### WHAT YOU HAVE TO DO
Lines containing the word "series" are to be counted; state their number and nothing further.

### MATERIAL SUPPLIED

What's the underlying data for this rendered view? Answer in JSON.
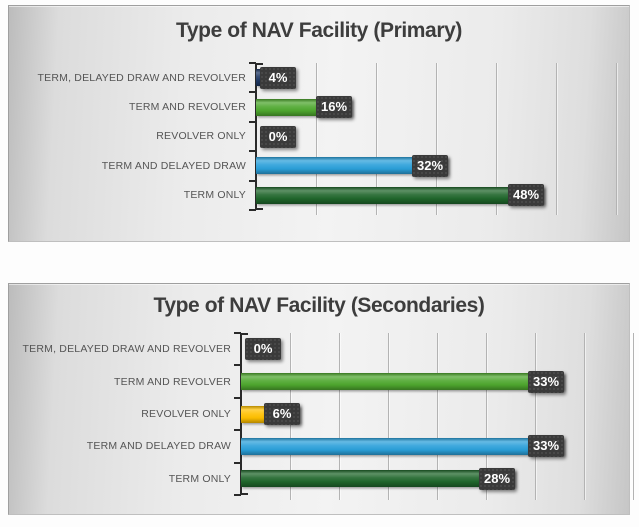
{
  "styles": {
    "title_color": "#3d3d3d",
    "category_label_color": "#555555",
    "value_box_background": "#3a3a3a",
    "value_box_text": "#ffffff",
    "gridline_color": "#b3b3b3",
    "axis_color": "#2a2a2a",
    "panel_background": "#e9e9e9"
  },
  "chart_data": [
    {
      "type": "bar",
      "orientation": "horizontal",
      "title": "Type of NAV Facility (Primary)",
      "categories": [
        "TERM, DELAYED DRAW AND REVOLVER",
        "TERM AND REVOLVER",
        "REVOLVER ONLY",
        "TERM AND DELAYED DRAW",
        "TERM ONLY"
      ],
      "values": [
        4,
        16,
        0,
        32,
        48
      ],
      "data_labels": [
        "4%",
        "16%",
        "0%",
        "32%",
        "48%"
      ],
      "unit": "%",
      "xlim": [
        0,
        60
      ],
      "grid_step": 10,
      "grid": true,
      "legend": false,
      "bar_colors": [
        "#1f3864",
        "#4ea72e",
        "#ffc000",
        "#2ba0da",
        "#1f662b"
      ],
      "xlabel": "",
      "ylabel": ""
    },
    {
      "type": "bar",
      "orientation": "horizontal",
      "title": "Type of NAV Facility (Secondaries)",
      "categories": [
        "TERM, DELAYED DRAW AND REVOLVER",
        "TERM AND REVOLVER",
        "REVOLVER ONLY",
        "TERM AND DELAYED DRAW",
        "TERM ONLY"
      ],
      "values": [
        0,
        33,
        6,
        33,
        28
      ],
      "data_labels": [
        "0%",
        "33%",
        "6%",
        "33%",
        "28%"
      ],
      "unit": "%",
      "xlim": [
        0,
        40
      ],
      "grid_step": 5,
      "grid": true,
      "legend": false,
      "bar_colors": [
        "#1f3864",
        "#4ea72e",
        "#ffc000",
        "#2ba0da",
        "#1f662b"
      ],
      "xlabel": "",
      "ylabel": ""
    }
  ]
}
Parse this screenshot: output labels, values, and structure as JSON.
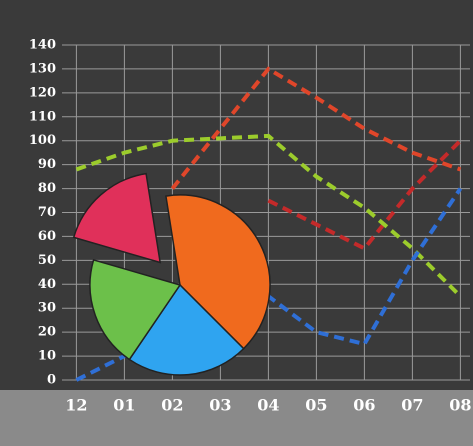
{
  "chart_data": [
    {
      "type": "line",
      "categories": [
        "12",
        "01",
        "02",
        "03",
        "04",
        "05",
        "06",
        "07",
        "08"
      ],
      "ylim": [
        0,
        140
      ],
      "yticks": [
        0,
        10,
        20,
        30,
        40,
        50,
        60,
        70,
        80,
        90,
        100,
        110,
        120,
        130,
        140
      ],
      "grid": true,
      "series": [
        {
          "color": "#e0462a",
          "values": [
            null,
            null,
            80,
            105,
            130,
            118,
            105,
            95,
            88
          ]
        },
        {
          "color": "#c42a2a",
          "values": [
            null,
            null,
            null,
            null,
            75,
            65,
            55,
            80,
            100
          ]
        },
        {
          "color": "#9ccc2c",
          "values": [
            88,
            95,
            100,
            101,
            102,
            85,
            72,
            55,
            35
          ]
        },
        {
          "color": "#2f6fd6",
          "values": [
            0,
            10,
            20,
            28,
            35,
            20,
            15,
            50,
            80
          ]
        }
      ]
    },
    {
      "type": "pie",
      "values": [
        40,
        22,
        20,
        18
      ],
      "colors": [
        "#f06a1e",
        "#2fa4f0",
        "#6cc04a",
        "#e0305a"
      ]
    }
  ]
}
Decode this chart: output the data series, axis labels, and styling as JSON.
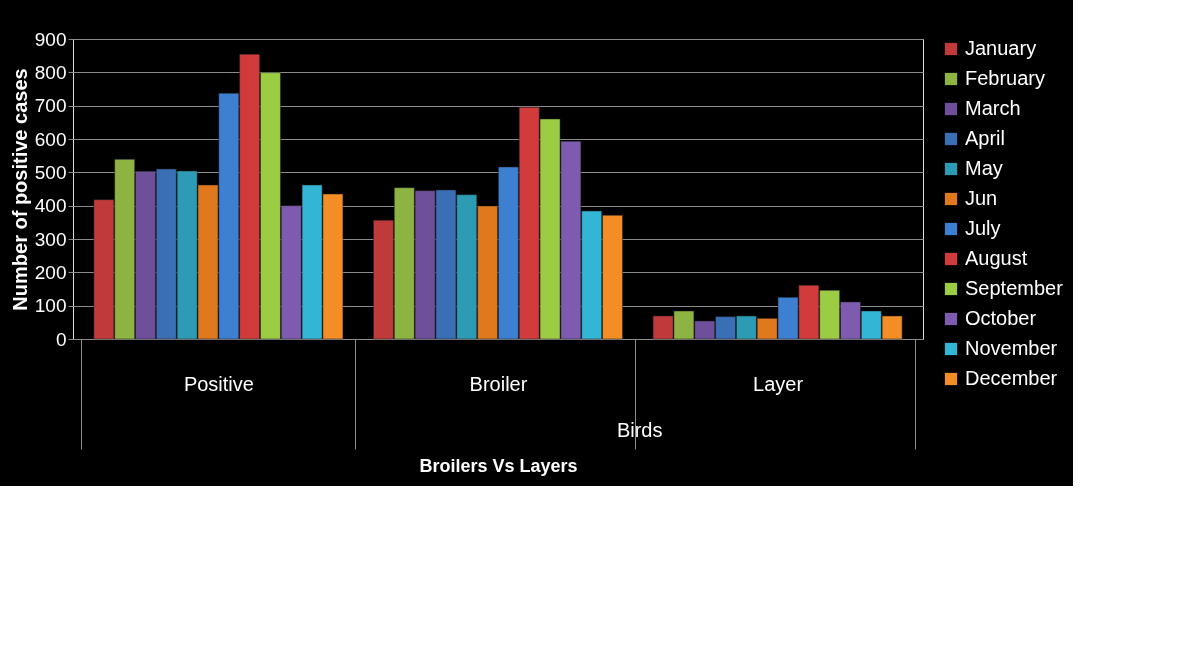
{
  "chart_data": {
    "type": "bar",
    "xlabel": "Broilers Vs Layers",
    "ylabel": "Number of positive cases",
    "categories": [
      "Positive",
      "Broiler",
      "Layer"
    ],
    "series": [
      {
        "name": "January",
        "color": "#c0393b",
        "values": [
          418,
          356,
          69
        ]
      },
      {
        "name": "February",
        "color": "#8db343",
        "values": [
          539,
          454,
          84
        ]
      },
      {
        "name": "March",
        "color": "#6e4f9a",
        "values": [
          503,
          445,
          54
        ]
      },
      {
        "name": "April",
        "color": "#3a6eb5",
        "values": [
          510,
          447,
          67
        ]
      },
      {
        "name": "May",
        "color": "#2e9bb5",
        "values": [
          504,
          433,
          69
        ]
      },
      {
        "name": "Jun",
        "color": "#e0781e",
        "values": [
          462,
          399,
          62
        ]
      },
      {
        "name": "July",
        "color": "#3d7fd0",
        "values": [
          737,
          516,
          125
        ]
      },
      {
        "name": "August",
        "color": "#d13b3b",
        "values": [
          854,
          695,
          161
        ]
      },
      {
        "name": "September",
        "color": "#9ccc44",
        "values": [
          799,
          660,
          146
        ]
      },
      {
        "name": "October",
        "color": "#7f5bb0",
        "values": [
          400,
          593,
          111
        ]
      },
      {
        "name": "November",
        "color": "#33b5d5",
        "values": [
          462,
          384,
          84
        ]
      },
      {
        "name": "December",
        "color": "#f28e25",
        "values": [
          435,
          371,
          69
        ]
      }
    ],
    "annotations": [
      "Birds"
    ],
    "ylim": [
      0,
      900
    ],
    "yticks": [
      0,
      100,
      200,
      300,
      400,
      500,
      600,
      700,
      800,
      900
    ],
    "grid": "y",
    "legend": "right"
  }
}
...
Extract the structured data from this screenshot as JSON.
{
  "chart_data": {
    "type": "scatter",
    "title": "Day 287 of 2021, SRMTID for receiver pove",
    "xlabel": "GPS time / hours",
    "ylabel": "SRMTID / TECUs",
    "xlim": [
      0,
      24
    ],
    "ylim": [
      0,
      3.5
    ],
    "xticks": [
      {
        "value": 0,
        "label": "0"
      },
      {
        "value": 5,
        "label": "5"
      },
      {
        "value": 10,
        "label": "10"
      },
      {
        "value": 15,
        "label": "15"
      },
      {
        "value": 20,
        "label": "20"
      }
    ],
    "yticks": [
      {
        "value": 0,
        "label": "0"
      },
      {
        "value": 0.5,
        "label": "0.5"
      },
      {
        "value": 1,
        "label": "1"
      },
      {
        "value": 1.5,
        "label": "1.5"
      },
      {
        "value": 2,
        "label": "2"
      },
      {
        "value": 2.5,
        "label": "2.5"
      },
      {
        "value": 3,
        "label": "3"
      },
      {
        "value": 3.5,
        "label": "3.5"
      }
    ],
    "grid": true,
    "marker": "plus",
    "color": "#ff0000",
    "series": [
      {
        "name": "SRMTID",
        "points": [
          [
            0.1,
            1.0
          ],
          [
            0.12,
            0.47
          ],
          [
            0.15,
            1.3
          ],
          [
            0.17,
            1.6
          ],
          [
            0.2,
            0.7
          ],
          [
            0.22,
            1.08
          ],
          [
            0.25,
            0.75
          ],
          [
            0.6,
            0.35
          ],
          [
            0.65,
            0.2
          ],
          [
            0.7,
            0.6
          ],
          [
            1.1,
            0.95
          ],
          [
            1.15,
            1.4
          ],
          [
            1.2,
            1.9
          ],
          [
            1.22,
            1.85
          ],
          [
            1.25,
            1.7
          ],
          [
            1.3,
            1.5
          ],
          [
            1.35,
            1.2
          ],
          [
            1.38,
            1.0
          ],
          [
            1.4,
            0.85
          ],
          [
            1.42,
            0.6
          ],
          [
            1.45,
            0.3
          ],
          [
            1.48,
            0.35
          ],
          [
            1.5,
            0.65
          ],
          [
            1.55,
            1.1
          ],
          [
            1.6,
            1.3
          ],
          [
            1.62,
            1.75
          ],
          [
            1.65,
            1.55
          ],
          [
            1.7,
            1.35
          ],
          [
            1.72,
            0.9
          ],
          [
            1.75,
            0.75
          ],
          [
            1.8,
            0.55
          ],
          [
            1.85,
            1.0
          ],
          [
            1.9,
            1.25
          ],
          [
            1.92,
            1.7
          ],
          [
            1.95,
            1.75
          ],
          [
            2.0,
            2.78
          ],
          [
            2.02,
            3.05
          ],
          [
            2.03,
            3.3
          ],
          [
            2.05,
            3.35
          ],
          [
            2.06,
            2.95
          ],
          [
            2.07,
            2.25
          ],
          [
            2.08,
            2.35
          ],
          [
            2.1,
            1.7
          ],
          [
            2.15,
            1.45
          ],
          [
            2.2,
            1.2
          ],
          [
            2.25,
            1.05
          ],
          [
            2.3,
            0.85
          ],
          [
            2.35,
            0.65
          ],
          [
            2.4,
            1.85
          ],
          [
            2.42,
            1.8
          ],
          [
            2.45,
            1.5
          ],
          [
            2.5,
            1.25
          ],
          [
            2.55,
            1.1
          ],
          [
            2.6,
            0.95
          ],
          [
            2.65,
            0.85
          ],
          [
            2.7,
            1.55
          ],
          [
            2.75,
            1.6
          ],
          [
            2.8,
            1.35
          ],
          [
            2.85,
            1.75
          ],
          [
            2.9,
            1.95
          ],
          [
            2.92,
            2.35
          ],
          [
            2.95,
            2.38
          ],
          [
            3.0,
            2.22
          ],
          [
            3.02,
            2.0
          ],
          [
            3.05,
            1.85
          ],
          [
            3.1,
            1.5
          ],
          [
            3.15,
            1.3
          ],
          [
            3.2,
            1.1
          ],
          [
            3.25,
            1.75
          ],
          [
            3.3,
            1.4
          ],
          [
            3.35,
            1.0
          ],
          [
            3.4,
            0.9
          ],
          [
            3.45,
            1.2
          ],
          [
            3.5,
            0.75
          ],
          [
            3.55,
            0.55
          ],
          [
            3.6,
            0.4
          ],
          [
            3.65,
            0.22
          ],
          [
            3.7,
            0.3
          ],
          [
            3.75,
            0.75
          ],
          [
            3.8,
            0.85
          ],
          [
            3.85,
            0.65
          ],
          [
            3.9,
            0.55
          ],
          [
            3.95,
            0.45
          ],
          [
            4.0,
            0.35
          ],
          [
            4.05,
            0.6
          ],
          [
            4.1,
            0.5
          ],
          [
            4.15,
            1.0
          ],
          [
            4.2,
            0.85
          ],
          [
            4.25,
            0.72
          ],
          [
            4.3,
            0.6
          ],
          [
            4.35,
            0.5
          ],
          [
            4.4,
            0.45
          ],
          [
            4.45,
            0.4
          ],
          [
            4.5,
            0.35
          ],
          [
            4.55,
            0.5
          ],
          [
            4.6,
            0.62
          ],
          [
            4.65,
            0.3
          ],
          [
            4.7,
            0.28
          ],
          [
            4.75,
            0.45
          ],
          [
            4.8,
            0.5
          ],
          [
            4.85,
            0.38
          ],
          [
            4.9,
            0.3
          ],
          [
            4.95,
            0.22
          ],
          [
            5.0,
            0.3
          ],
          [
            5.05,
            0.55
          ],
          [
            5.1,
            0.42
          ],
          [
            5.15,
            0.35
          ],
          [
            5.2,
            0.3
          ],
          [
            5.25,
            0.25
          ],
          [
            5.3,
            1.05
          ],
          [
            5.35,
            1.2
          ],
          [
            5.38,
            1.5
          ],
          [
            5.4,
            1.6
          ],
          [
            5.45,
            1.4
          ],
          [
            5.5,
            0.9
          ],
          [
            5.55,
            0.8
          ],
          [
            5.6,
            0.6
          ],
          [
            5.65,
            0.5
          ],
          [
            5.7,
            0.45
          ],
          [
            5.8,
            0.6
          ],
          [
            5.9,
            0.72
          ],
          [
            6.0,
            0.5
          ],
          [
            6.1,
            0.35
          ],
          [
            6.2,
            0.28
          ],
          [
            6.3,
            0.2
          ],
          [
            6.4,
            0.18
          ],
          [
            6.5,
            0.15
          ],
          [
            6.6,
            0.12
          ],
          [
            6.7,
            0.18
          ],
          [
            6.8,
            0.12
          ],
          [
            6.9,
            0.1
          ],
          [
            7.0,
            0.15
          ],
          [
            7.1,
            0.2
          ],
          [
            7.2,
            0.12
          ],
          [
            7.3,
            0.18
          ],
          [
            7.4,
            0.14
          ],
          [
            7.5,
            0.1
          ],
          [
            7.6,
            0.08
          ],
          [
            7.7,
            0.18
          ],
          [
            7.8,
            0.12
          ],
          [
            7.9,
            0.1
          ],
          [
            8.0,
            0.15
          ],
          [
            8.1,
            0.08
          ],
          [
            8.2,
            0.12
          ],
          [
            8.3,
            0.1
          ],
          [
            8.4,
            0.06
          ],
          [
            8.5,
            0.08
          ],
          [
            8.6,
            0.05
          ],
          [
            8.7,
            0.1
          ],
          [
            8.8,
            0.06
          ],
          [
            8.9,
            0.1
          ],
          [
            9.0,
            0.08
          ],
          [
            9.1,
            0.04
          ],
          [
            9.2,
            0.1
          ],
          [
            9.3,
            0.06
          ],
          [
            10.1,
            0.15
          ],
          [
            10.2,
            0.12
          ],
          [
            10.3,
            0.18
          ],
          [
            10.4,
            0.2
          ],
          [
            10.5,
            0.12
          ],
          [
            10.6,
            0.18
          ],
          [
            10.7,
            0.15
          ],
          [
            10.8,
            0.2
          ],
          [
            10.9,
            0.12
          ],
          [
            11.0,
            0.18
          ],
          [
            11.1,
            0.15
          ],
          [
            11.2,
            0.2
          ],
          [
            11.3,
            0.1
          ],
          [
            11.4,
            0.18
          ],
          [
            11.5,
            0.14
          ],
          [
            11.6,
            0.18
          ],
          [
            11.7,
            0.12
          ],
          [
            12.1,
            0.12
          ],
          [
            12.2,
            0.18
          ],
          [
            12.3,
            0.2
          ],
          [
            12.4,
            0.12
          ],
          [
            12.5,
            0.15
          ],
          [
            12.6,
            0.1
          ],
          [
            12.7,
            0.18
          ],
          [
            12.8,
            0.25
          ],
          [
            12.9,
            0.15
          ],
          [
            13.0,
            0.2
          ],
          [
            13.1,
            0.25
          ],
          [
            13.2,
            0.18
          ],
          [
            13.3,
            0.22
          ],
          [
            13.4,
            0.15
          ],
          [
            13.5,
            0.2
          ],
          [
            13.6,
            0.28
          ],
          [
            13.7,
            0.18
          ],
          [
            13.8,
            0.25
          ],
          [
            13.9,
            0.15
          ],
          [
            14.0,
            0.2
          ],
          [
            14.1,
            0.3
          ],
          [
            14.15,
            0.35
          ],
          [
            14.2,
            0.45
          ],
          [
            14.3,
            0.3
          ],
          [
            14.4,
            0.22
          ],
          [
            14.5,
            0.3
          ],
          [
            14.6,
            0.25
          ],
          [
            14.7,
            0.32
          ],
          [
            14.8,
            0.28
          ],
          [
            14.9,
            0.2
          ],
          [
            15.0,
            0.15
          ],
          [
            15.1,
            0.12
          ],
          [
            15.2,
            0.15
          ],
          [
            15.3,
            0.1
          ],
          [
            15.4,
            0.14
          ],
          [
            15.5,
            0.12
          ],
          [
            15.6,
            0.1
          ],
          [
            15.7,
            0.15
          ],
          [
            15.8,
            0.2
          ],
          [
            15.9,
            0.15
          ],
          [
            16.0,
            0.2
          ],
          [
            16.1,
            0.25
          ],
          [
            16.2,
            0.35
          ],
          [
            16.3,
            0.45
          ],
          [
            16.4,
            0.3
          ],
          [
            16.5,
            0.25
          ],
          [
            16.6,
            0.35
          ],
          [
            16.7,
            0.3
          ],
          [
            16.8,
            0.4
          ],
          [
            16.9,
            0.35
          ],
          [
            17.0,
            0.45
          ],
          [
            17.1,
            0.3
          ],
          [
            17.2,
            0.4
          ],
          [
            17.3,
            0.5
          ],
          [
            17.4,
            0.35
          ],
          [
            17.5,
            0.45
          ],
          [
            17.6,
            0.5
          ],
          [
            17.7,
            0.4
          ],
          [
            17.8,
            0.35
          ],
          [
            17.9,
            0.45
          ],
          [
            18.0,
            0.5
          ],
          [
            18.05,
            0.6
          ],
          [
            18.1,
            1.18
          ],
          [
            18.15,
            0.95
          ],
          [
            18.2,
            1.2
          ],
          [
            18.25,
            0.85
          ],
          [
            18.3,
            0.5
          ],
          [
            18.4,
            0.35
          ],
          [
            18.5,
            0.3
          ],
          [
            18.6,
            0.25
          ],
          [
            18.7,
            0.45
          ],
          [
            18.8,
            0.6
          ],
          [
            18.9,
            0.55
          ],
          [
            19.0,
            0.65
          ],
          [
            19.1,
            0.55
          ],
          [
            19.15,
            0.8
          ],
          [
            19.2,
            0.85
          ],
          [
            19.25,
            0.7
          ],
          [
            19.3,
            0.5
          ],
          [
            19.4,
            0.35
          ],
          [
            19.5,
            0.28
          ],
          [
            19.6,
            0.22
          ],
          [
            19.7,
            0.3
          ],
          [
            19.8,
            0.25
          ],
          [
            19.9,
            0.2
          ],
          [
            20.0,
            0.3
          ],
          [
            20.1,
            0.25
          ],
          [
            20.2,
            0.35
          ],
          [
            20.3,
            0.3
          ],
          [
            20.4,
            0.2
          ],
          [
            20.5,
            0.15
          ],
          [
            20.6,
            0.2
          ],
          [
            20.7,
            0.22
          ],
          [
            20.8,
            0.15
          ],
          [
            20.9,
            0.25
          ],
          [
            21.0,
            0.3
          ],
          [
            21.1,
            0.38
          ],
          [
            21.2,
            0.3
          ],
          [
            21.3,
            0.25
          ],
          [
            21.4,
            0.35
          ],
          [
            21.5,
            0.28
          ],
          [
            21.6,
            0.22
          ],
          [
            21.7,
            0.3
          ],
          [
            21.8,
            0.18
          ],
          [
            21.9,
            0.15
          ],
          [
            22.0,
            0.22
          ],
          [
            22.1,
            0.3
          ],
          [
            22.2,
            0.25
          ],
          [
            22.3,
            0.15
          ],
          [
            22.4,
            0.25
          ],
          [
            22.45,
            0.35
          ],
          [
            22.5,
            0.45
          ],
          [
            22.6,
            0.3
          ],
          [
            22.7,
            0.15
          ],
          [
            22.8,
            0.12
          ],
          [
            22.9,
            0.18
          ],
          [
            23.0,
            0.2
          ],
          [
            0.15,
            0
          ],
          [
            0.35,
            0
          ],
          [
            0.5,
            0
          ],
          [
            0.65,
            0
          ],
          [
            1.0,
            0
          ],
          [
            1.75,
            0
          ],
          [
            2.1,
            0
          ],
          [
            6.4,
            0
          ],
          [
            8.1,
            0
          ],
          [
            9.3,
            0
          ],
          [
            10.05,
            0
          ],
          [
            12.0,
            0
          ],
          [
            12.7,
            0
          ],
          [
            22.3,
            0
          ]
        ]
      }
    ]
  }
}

### RIGHT ANSWER
4